Lines containing the word "Install" should be extracted in full.

Collected data entries:

+---+

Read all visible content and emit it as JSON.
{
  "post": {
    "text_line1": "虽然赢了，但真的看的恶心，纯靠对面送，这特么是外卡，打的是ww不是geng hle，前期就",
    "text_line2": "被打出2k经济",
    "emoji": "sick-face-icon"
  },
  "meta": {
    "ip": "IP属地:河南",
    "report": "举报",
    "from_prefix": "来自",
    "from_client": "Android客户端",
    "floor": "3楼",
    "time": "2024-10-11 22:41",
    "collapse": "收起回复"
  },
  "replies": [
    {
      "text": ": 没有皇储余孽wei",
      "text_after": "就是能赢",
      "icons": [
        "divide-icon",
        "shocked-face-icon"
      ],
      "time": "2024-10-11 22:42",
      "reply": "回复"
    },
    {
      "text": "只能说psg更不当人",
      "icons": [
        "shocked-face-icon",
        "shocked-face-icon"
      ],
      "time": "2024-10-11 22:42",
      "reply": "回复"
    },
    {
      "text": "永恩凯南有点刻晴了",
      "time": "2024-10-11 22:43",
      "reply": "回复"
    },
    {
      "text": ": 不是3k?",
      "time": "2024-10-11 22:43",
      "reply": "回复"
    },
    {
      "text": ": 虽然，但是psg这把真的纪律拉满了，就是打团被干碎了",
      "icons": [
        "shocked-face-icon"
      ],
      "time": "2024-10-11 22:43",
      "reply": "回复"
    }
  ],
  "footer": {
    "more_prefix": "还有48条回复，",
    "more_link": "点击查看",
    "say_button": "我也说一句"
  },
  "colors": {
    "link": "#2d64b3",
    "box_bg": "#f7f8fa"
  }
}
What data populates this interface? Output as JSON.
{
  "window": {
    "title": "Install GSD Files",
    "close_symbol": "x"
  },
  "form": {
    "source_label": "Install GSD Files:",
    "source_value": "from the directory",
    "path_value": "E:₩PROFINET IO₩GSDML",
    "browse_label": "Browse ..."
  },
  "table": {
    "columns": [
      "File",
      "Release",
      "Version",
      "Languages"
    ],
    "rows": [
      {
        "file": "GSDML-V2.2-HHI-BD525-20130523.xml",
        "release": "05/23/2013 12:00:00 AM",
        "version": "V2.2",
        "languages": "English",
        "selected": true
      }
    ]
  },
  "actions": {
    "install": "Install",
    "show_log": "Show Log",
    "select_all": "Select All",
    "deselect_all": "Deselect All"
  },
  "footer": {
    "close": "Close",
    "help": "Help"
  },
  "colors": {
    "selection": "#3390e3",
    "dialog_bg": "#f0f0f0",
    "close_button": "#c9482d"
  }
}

+---+

### Task output
    "title": "Install GSD Files",
    "source_label": "Install GSD Files:",
    "install": "Install",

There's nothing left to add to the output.